*Aim a*
Copy the Christmas humor text from "Humor – December 22" to "the other reindeer.", swapping "fracture" for "mangle".
** BEGIN Source passage **
All posts by mikeshumor
Merry Christmas

Humor – December 24
Two tips for Christmas:
One: Forget the past, you can’t change it
Two: Forget the present, I didn’t get you one
One Liner
Wife to husband: “This Christmas let’s give each other sensible gifts like ties and fur coats.”
Humor – December 23
CATS’ FAVORITE CHRISTMAS SONGS
1. Up on the Mousetop
2. Have Yourself a Furry Little Christmas
3. Joy to the Curled
4. I Saw Mommy Hiss at Santa Claus
5. The First Meow
6. Oh, Come All Ye Fishful
7. Silent Mice
8. Fluffy, the Snowman
9. Jingle Balls
10. Wreck the Halls
One Liner
A snowman was seen at the carrot bin in the produce section of the local grocery. He was picking his nose.
Humor – December 22
No one can fracture a Christmas carol better than a kid. Sing along with these new takes on old favorites:
* Olive, the other reindeer.
* Frosty the Snowman is a ferret elf, I say
* Sleep in heavenly peas
* In the meadow we can build a snowman, Then pretend that he is sparse and brown
* You’ll go down in listerine
* Oh, what fun it is to ride with one horse, soap and hay
* Come, froggy faithful
* You’ll tell Carol, “Be a skunk, I require”
** END Source passage **
** BEGIN Provided data **
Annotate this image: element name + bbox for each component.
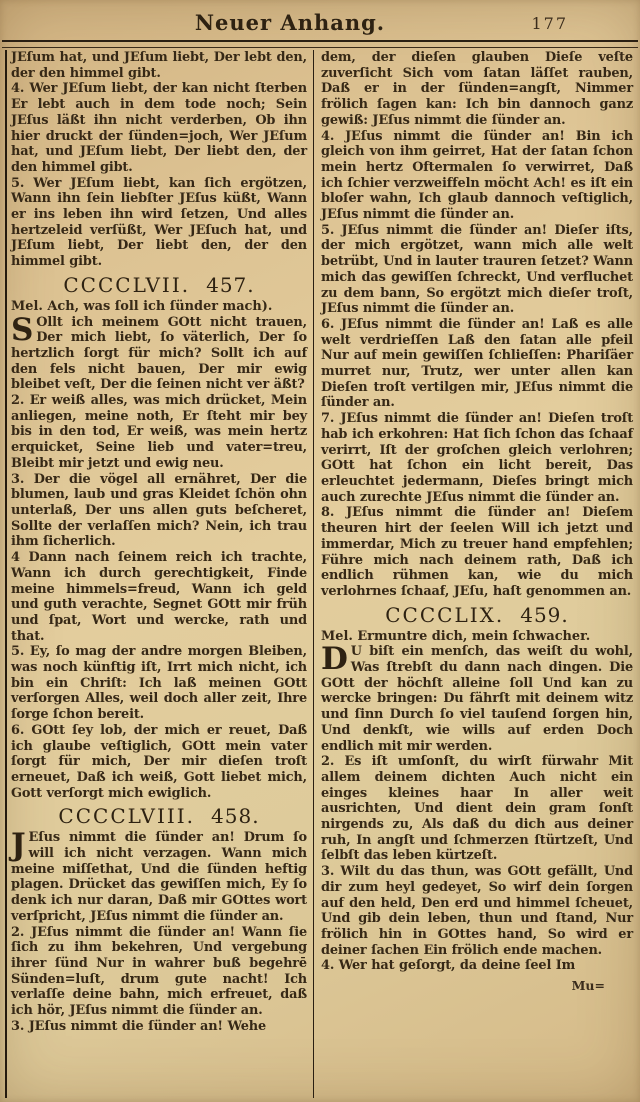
verse-paragraph: 2. JEſus nimmt die ſünder an! Wann ſie ſ…: [11, 925, 307, 1019]
verse-paragraph: 5. Wer JEſum liebt, kan ſich ergötzen, W…: [11, 176, 307, 270]
right-column: dem, der dieſen glauben Dieſe veſte zuve…: [313, 50, 638, 1098]
verse-paragraph: 3. Der die vögel all ernähret, Der die b…: [11, 472, 307, 551]
hymn-arabic-number: 459.: [520, 603, 569, 627]
hymn-roman-numeral: CCCCLIX.: [385, 603, 504, 627]
verse-paragraph: 6. JEſus nimmt die ſünder an! Laß es all…: [321, 317, 633, 411]
hymn-roman-numeral: CCCCLVII.: [63, 273, 190, 297]
header-rule: [2, 40, 638, 48]
verse-paragraph: JEſum hat, und JEſum liebt, Der lebt den…: [11, 50, 307, 81]
hymn-arabic-number: 457.: [206, 273, 255, 297]
verse-paragraph: 8. JEſus nimmt die ſünder an! Dieſem the…: [321, 505, 633, 599]
verse-paragraph: 2. Es iſt umſonſt, du wirſt fürwahr Mit …: [321, 754, 633, 864]
hymn-heading-457: CCCCLVII.457.: [11, 273, 307, 297]
verse-paragraph: dem, der dieſen glauben Dieſe veſte zuve…: [321, 50, 633, 129]
verse-paragraph: 5. Ey, ſo mag der andre morgen Bleiben, …: [11, 644, 307, 723]
verse-paragraph: 4. JEſus nimmt die ſünder an! Bin ich gl…: [321, 129, 633, 223]
running-header: Neuer Anhang. 177: [0, 0, 640, 40]
page-number: 177: [531, 14, 568, 33]
verse-text: U biſt ein menſch, das weiſt du wohl, Wa…: [321, 644, 633, 753]
verse-paragraph: 4 Dann nach ſeinem reich ich trachte, Wa…: [11, 550, 307, 644]
text-columns: JEſum hat, und JEſum liebt, Der lebt den…: [0, 48, 640, 1100]
verse-paragraph: 7. JEſus nimmt die ſünder an! Dieſen tro…: [321, 411, 633, 505]
verse-paragraph: 5. JEſus nimmt die ſünder an! Dieſer iſt…: [321, 223, 633, 317]
hymn-heading-459: CCCCLIX.459.: [321, 603, 633, 627]
verse-paragraph: SOllt ich meinem GOtt nicht trauen, Der …: [11, 315, 307, 394]
book-page: Neuer Anhang. 177 JEſum hat, und JEſum l…: [0, 0, 640, 1102]
verse-text: Ollt ich meinem GOtt nicht trauen, Der m…: [11, 315, 307, 393]
verse-paragraph: 3. JEſus nimmt die ſünder an! Wehe: [11, 1019, 307, 1035]
verse-paragraph: 6. GOtt ſey lob, der mich er reuet, Daß …: [11, 723, 307, 802]
verse-paragraph: 2. Er weiß alles, was mich drücket, Mein…: [11, 393, 307, 472]
verse-text: Eſus nimmt die ſünder an! Drum ſo will i…: [11, 830, 307, 924]
hymn-heading-458: CCCCLVIII.458.: [11, 804, 307, 828]
melody-line: Mel. Ach, was ſoll ich ſünder mach).: [11, 299, 307, 315]
catchword: Mu=: [321, 974, 633, 993]
hymn-arabic-number: 458.: [211, 804, 260, 828]
hymn-roman-numeral: CCCCLVIII.: [58, 804, 195, 828]
melody-line: Mel. Ermuntre dich, mein ſchwacher.: [321, 629, 633, 645]
drop-cap-initial: S: [11, 315, 36, 344]
drop-cap-initial: J: [11, 830, 29, 859]
drop-cap-initial: D: [321, 644, 351, 673]
verse-paragraph: 4. Wer JEſum liebt, der kan nicht ſterbe…: [11, 81, 307, 175]
verse-paragraph: 4. Wer hat geſorgt, da deine ſeel Im: [321, 958, 633, 974]
verse-paragraph: 3. Wilt du das thun, was GOtt gefällt, U…: [321, 864, 633, 958]
left-column: JEſum hat, und JEſum liebt, Der lebt den…: [5, 50, 313, 1098]
verse-paragraph: JEſus nimmt die ſünder an! Drum ſo will …: [11, 830, 307, 924]
verse-paragraph: DU biſt ein menſch, das weiſt du wohl, W…: [321, 644, 633, 754]
running-title: Neuer Anhang.: [0, 10, 580, 35]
** END Provided data **
*Aim b*
In the labeled box entries, transcribe the lines from the line with "verse-paragraph: 2. JEſus" to the line with "verse-paragraph: 5. JEſus".

*Written answer a*
Humor – December 22
No one can mangle a Christmas carol better than a kid. Sing along with these new takes on old favorites:
* Olive, the other reindeer.

*Written answer b*
verse-paragraph: 2. JEſus nimmt die ſünder an! Wann ſie ſ…: [11, 925, 307, 1019]
verse-paragraph: 5. Wer JEſum liebt, kan ſich ergötzen, W…: [11, 176, 307, 270]
right-column: dem, der dieſen glauben Dieſe veſte zuve…: [313, 50, 638, 1098]
verse-paragraph: 3. Der die vögel all ernähret, Der die b…: [11, 472, 307, 551]
hymn-arabic-number: 459.: [520, 603, 569, 627]
hymn-roman-numeral: CCCCLIX.: [385, 603, 504, 627]
verse-paragraph: 6. JEſus nimmt die ſünder an! Laß es all…: [321, 317, 633, 411]
hymn-roman-numeral: CCCCLVII.: [63, 273, 190, 297]
header-rule: [2, 40, 638, 48]
verse-paragraph: JEſum hat, und JEſum liebt, Der lebt den…: [11, 50, 307, 81]
hymn-arabic-number: 457.: [206, 273, 255, 297]
verse-paragraph: 8. JEſus nimmt die ſünder an! Dieſem the…: [321, 505, 633, 599]
verse-paragraph: 2. Es iſt umſonſt, du wirſt fürwahr Mit …: [321, 754, 633, 864]
hymn-heading-457: CCCCLVII.457.: [11, 273, 307, 297]
verse-paragraph: dem, der dieſen glauben Dieſe veſte zuve…: [321, 50, 633, 129]
verse-paragraph: 5. Ey, ſo mag der andre morgen Bleiben, …: [11, 644, 307, 723]
verse-paragraph: 4. JEſus nimmt die ſünder an! Bin ich gl…: [321, 129, 633, 223]
running-header: Neuer Anhang. 177: [0, 0, 640, 40]
page-number: 177: [531, 14, 568, 33]
verse-text: U biſt ein menſch, das weiſt du wohl, Wa…: [321, 644, 633, 753]
verse-paragraph: 4 Dann nach ſeinem reich ich trachte, Wa…: [11, 550, 307, 644]
text-columns: JEſum hat, und JEſum liebt, Der lebt den…: [0, 48, 640, 1100]
verse-paragraph: 7. JEſus nimmt die ſünder an! Dieſen tro…: [321, 411, 633, 505]
verse-paragraph: 5. JEſus nimmt die ſünder an! Dieſer iſt…: [321, 223, 633, 317]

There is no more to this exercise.